HOW TO COMPLETE THIS TASK: Lines from the material below that hold the string "Concn" are what is needed; copy each of them.

== == ==

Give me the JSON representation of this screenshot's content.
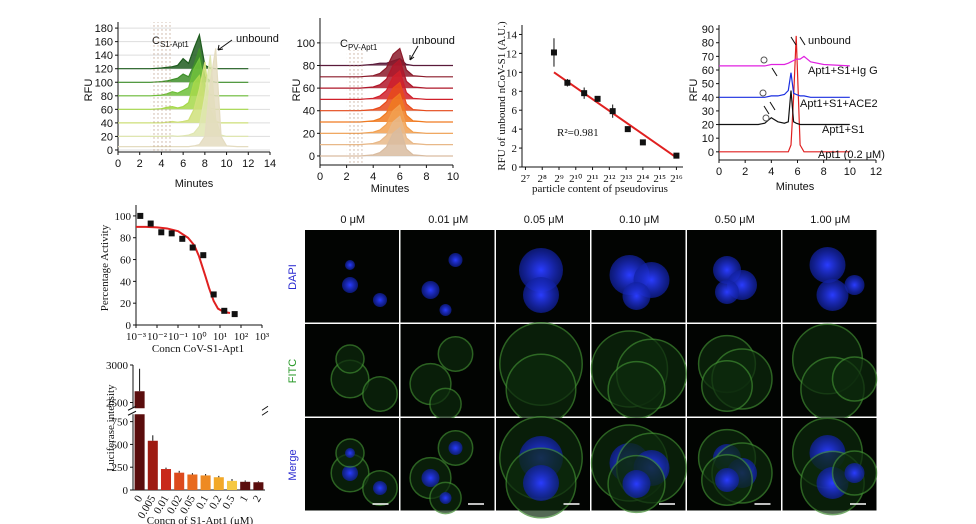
{
  "chart_data": [
    {
      "type": "line",
      "filled": true,
      "grid": true,
      "xlabel": "Minutes",
      "ylabel": "RFU",
      "xlim": [
        0,
        14
      ],
      "xticks": [
        0,
        2,
        4,
        6,
        8,
        10,
        12,
        14
      ],
      "ylim": [
        -3,
        189
      ],
      "yticks": [
        0,
        20,
        40,
        60,
        80,
        100,
        120,
        140,
        160,
        180
      ],
      "annotations": [
        {
          "text": "C",
          "sub": "S1-Apt1"
        },
        {
          "text": "unbound"
        }
      ],
      "x": [
        0,
        3,
        4,
        4.5,
        5,
        5.5,
        6,
        6.5,
        7,
        7.5,
        8,
        8.5,
        9,
        9.5,
        10,
        11,
        12
      ],
      "series": [
        {
          "color": "#1e5c1e",
          "values": [
            120,
            120,
            121,
            122,
            123,
            125,
            135,
            128,
            150,
            170,
            125,
            121,
            120,
            120,
            120,
            120,
            120
          ]
        },
        {
          "color": "#3f8f2a",
          "values": [
            100,
            100,
            101,
            102,
            104,
            106,
            112,
            108,
            125,
            150,
            108,
            102,
            100,
            100,
            100,
            100,
            100
          ]
        },
        {
          "color": "#6fbf3a",
          "values": [
            80,
            80,
            81,
            83,
            86,
            84,
            88,
            92,
            120,
            135,
            95,
            82,
            80,
            80,
            80,
            80,
            80
          ]
        },
        {
          "color": "#a6d84a",
          "values": [
            60,
            60,
            61,
            63,
            64,
            62,
            64,
            70,
            100,
            110,
            75,
            62,
            60,
            60,
            60,
            60,
            60
          ]
        },
        {
          "color": "#cfe07a",
          "values": [
            40,
            40,
            40,
            41,
            42,
            41,
            42,
            44,
            60,
            90,
            130,
            60,
            42,
            40,
            40,
            40,
            40
          ]
        },
        {
          "color": "#dfe6b0",
          "values": [
            20,
            20,
            20,
            20,
            21,
            20,
            21,
            22,
            25,
            35,
            80,
            140,
            45,
            22,
            20,
            20,
            20
          ]
        },
        {
          "color": "#e4dcc0",
          "values": [
            5,
            5,
            5,
            5,
            5,
            5,
            5,
            5,
            6,
            8,
            20,
            100,
            150,
            20,
            6,
            5,
            5
          ]
        }
      ]
    },
    {
      "type": "line",
      "filled": true,
      "grid": true,
      "xlabel": "Minutes",
      "ylabel": "RFU",
      "xlim": [
        0,
        10
      ],
      "xticks": [
        0,
        2,
        4,
        6,
        8,
        10
      ],
      "ylim": [
        -8,
        122
      ],
      "yticks": [
        0,
        20,
        40,
        60,
        80,
        100
      ],
      "annotations": [
        {
          "text": "C",
          "sub": "PV-Apt1"
        },
        {
          "text": "unbound"
        }
      ],
      "x": [
        0,
        2,
        3,
        4,
        4.5,
        5,
        5.5,
        6,
        6.5,
        7,
        8,
        10
      ],
      "series": [
        {
          "color": "#5a1a3a",
          "values": [
            80,
            80,
            80,
            81,
            82,
            82,
            84,
            86,
            81,
            80,
            80,
            80
          ]
        },
        {
          "color": "#8b1a2a",
          "values": [
            70,
            70,
            70,
            71,
            73,
            78,
            90,
            95,
            76,
            71,
            70,
            70
          ]
        },
        {
          "color": "#b0182a",
          "values": [
            60,
            60,
            60,
            61,
            63,
            68,
            80,
            85,
            66,
            61,
            60,
            60
          ]
        },
        {
          "color": "#d0202a",
          "values": [
            50,
            50,
            50,
            51,
            53,
            58,
            70,
            75,
            56,
            51,
            50,
            50
          ]
        },
        {
          "color": "#e84a1a",
          "values": [
            40,
            40,
            40,
            41,
            43,
            48,
            60,
            65,
            46,
            41,
            40,
            40
          ]
        },
        {
          "color": "#f07a20",
          "values": [
            30,
            30,
            30,
            31,
            33,
            38,
            50,
            55,
            36,
            31,
            30,
            30
          ]
        },
        {
          "color": "#f2a050",
          "values": [
            20,
            20,
            20,
            21,
            23,
            28,
            40,
            45,
            26,
            21,
            20,
            20
          ]
        },
        {
          "color": "#e8b888",
          "values": [
            10,
            10,
            10,
            11,
            13,
            18,
            30,
            35,
            16,
            11,
            10,
            10
          ]
        },
        {
          "color": "#d9bca0",
          "values": [
            0,
            0,
            0,
            1,
            3,
            8,
            20,
            25,
            6,
            1,
            0,
            0
          ]
        }
      ]
    },
    {
      "type": "scatter",
      "xlog": true,
      "xlabel": "particle content of pseudovirus",
      "ylabel": "RFU of unbound nCoV-S1 (A.U.)",
      "xlim": [
        111,
        86000
      ],
      "xticks": [
        {
          "value": 128,
          "label": "2⁷"
        },
        {
          "value": 256,
          "label": "2⁸"
        },
        {
          "value": 512,
          "label": "2⁹"
        },
        {
          "value": 1024,
          "label": "2¹⁰"
        },
        {
          "value": 2048,
          "label": "2¹¹"
        },
        {
          "value": 4096,
          "label": "2¹²"
        },
        {
          "value": 8192,
          "label": "2¹³"
        },
        {
          "value": 16384,
          "label": "2¹⁴"
        },
        {
          "value": 32768,
          "label": "2¹⁵"
        },
        {
          "value": 65536,
          "label": "2¹⁶"
        }
      ],
      "ylim": [
        0,
        15
      ],
      "yticks": [
        0,
        2,
        4,
        6,
        8,
        10,
        12,
        14
      ],
      "color": "#111111",
      "fit_color": "#e02020",
      "annotations": [
        {
          "text": "R²=0.981"
        }
      ],
      "x": [
        416,
        724,
        1448,
        2521,
        4705,
        8780,
        16384,
        65536
      ],
      "values": [
        12.1,
        8.9,
        7.8,
        7.2,
        5.9,
        4.0,
        2.6,
        1.2
      ],
      "errors": [
        1.5,
        0.4,
        0.6,
        0.3,
        0.7,
        0.3,
        0.2,
        0.15
      ],
      "fit": {
        "x": [
          416,
          65536
        ],
        "values": [
          10,
          1
        ]
      }
    },
    {
      "type": "line",
      "xlabel": "Minutes",
      "ylabel": "RFU",
      "xlim": [
        0,
        12
      ],
      "xticks": [
        0,
        2,
        4,
        6,
        8,
        10,
        12
      ],
      "ylim": [
        -6,
        93
      ],
      "yticks": [
        0,
        10,
        20,
        30,
        40,
        50,
        60,
        70,
        80,
        90
      ],
      "annotations": [
        {
          "text": "unbound"
        }
      ],
      "x": [
        0,
        3,
        3.5,
        4,
        4.5,
        5,
        5.3,
        5.5,
        5.7,
        5.9,
        6.2,
        6.5,
        7,
        8,
        10
      ],
      "series": [
        {
          "name": "Apt1 (0.2 μM)",
          "color": "#e02020",
          "values": [
            0,
            0,
            0,
            0,
            0,
            0,
            0,
            5,
            40,
            85,
            5,
            0,
            0,
            0,
            0
          ]
        },
        {
          "name": "Apt1+S1",
          "color": "#111111",
          "values": [
            20,
            20,
            21,
            25,
            22,
            21,
            22,
            45,
            22,
            21,
            20,
            20,
            20,
            20,
            20
          ]
        },
        {
          "name": "Apt1+S1+ACE2",
          "color": "#1a2ee0",
          "values": [
            40,
            40,
            40,
            41,
            41,
            42,
            45,
            58,
            43,
            42,
            41,
            41,
            40,
            40,
            40
          ]
        },
        {
          "name": "Apt1+S1+Ig G",
          "color": "#e020e0",
          "values": [
            63,
            63,
            63,
            64,
            64,
            64,
            65,
            66,
            67,
            68,
            68,
            70,
            66,
            64,
            63
          ]
        }
      ]
    },
    {
      "type": "scatter",
      "xlog": true,
      "xlabel": "Concn CoV-S1-Apt1",
      "ylabel": "Percentage Activity",
      "xlim": [
        0.001,
        1000
      ],
      "xticks": [
        {
          "value": 0.001,
          "label": "10⁻³"
        },
        {
          "value": 0.01,
          "label": "10⁻²"
        },
        {
          "value": 0.1,
          "label": "10⁻¹"
        },
        {
          "value": 1,
          "label": "10⁰"
        },
        {
          "value": 10,
          "label": "10¹"
        },
        {
          "value": 100,
          "label": "10²"
        },
        {
          "value": 1000,
          "label": "10³"
        }
      ],
      "ylim": [
        0,
        110
      ],
      "yticks": [
        0,
        20,
        40,
        60,
        80,
        100
      ],
      "color": "#111111",
      "fit_color": "#e02020",
      "x": [
        0.0016,
        0.005,
        0.016,
        0.05,
        0.16,
        0.5,
        1.6,
        5,
        16,
        50
      ],
      "values": [
        100,
        93,
        85,
        84,
        79,
        71,
        64,
        28,
        13,
        10
      ],
      "fit": {
        "x": [
          0.001,
          0.003,
          0.01,
          0.03,
          0.1,
          0.3,
          0.6,
          1,
          2,
          3,
          5,
          8,
          15,
          30
        ],
        "values": [
          90,
          90,
          89.5,
          88.5,
          86,
          80,
          73,
          63,
          45,
          34,
          22,
          15,
          12,
          11
        ]
      }
    },
    {
      "type": "bar",
      "xlabel": "Concn of S1-Apt1 (μM)",
      "ylabel": "Luciferase intensity",
      "ylim": [
        0,
        3000
      ],
      "ybreak": [
        850,
        2400
      ],
      "yticks": [
        0,
        250,
        500,
        750,
        2500,
        3000
      ],
      "categories": [
        "0",
        "0.005",
        "0.01",
        "0.02",
        "0.05",
        "0.1",
        "0.2",
        "0.5",
        "1",
        "2"
      ],
      "values": [
        2650,
        540,
        230,
        190,
        170,
        160,
        140,
        100,
        90,
        85
      ],
      "errors": [
        300,
        60,
        15,
        20,
        15,
        15,
        15,
        20,
        15,
        10
      ],
      "colors": [
        "#5a0d0d",
        "#9e1b12",
        "#c8281a",
        "#dc4a1e",
        "#e86a1e",
        "#ee8a22",
        "#f2a828",
        "#f5c842",
        "#5a0d0d",
        "#5a0d0d"
      ]
    }
  ],
  "microscopy": {
    "columns": [
      "0 μM",
      "0.01 μM",
      "0.05 μM",
      "0.10 μM",
      "0.50 μM",
      "1.00 μM"
    ],
    "rows": [
      "DAPI",
      "FITC",
      "Merge"
    ]
  }
}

== == ==

OUTPUT OF THE TASK:
      "xlabel": "Concn CoV-S1-Apt1",
      "xlabel": "Concn of S1-Apt1 (μM)",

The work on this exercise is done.